■ **Written task**: Gather each line of the entries below that includes "تتعدل".

#### Entries provided

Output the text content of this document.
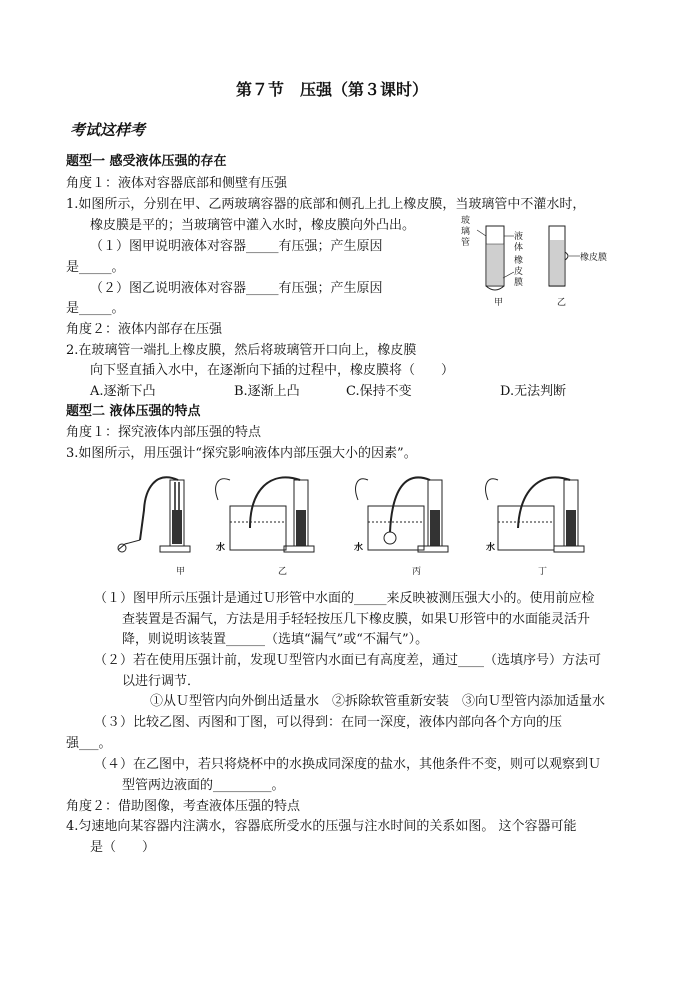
第７节　压强（第３课时）
考试这样考
题型一 感受液体压强的存在
角度１：液体对容器底部和侧壁有压强
1.如图所示，分别在甲、乙两玻璃容器的底部和侧孔上扎上橡皮膜，当玻璃管中不灌水时，
橡皮膜是平的；当玻璃管中灌入水时，橡皮膜向外凸出。
（１）图甲说明液体对容器_____有压强；产生原因
是_____。
（２）图乙说明液体对容器_____有压强；产生原因
是_____。
玻璃管
液体
橡皮膜
橡皮膜
甲	乙
角度２：液体内部存在压强
2.在玻璃管一端扎上橡皮膜，然后将玻璃管开口向上，橡皮膜
向下竖直插入水中，在逐渐向下插的过程中，橡皮膜将（　　）
A.逐渐下凸	B.逐渐上凸	C.保持不变	D.无法判断
题型二 液体压强的特点
角度１：探究液体内部压强的特点
3.如图所示，用压强计“探究影响液体内部压强大小的因素”。
水	水	水
甲	乙	丙	丁
（１）图甲所示压强计是通过Ｕ形管中水面的_____来反映被测压强大小的。使用前应检
查装置是否漏气，方法是用手轻轻按压几下橡皮膜，如果Ｕ形管中的水面能灵活升
降，则说明该装置______（选填“漏气”或“不漏气”）。
（２）若在使用压强计前，发现Ｕ型管内水面已有高度差，通过____（选填序号）方法可
以进行调节．
①从Ｕ型管内向外倒出适量水　②拆除软管重新安装　③向Ｕ型管内添加适量水
（３）比较乙图、丙图和丁图，可以得到：在同一深度，液体内部向各个方向的压
强___。
（４）在乙图中，若只将烧杯中的水换成同深度的盐水，其他条件不变，则可以观察到Ｕ
型管两边液面的_________。
角度２：借助图像，考查液体压强的特点
4.匀速地向某容器内注满水，容器底所受水的压强与注水时间的关系如图。 这个容器可能
是（　　）
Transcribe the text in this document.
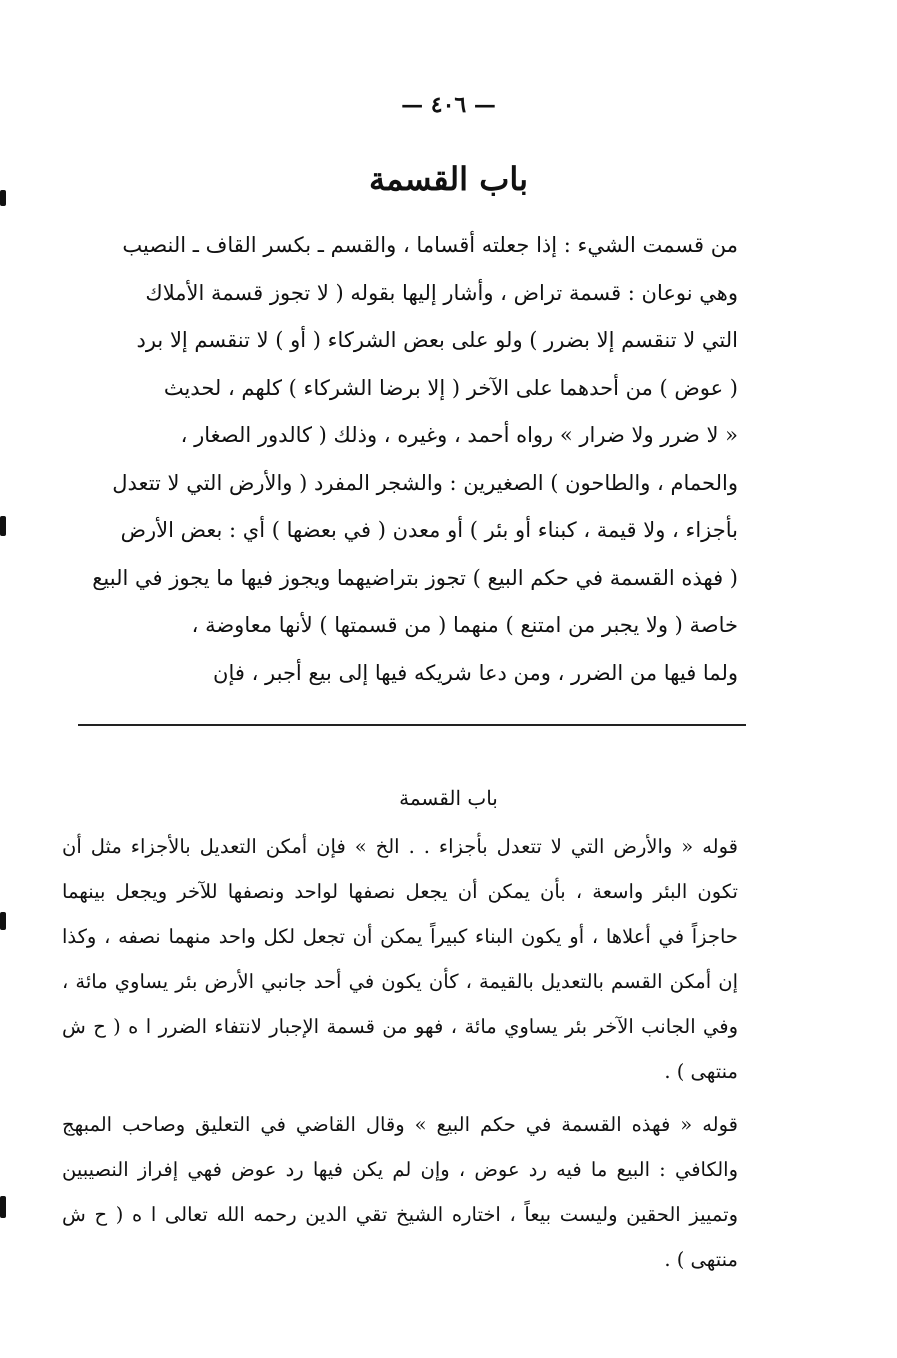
— ٤٠٦ —
باب القسمة
من قسمت الشيء : إذا جعلته أقساما ، والقسم ـ بكسر القاف ـ النصيب
وهي نوعان : قسمة تراض ، وأشار إليها بقوله ( لا تجوز قسمة الأملاك
التي لا تنقسم إلا بضرر ) ولو على بعض الشركاء ( أو ) لا تنقسم إلا برد
( عوض ) من أحدهما على الآخر ( إلا برضا الشركاء ) كلهم ، لحديث
« لا ضرر ولا ضرار » رواه أحمد ، وغيره ، وذلك ( كالدور الصغار ،
والحمام ، والطاحون ) الصغيرين : والشجر المفرد ( والأرض التي لا تتعدل
بأجزاء ، ولا قيمة ، كبناء أو بئر ) أو معدن ( في بعضها ) أي : بعض الأرض
( فهذه القسمة في حكم البيع ) تجوز بتراضيهما ويجوز فيها ما يجوز في البيع
خاصة ( ولا يجبر من امتنع ) منهما ( من قسمتها ) لأنها معاوضة ،
ولما فيها من الضرر ، ومن دعا شريكه فيها إلى بيع أجبر ، فإن
باب القسمة

قوله « والأرض التي لا تتعدل بأجزاء . . الخ » فإن أمكن التعديل بالأجزاء مثل أن تكون البئر واسعة ، بأن يمكن أن يجعل نصفها لواحد ونصفها للآخر ويجعل بينهما حاجزاً في أعلاها ، أو يكون البناء كبيراً يمكن أن تجعل لكل واحد منهما نصفه ، وكذا إن أمكن القسم بالتعديل بالقيمة ، كأن يكون في أحد جانبي الأرض بئر يساوي مائة ، وفي الجانب الآخر بئر يساوي مائة ، فهو من قسمة الإجبار لانتفاء الضرر ا ه ( ح ش منتهى ) .

قوله « فهذه القسمة في حكم البيع » وقال القاضي في التعليق وصاحب المبهج والكافي : البيع ما فيه رد عوض ، وإن لم يكن فيها رد عوض فهي إفراز النصيبين وتمييز الحقين وليست بيعاً ، اختاره الشيخ تقي الدين رحمه الله تعالى ا ه ( ح ش منتهى ) .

########

■ **Finished answer**:
والحمام ، والطاحون ) الصغيرين : والشجر المفرد ( والأرض التي لا تتعدل
قوله « والأرض التي لا تتعدل بأجزاء . . الخ » فإن أمكن التعديل بالأجزاء مثل أن تكون البئر واسعة ، بأن يمكن أن يجعل نصفها لواحد ونصفها للآخر ويجعل بينهما حاجزاً في أعلاها ، أو يكون البناء كبيراً يمكن أن تجعل لكل واحد منهما نصفه ، وكذا إن أمكن القسم بالتعديل بالقيمة ، كأن يكون في أحد جانبي الأرض بئر يساوي مائة ، وفي الجانب الآخر بئر يساوي مائة ، فهو من قسمة الإجبار لانتفاء الضرر ا ه ( ح ش منتهى ) .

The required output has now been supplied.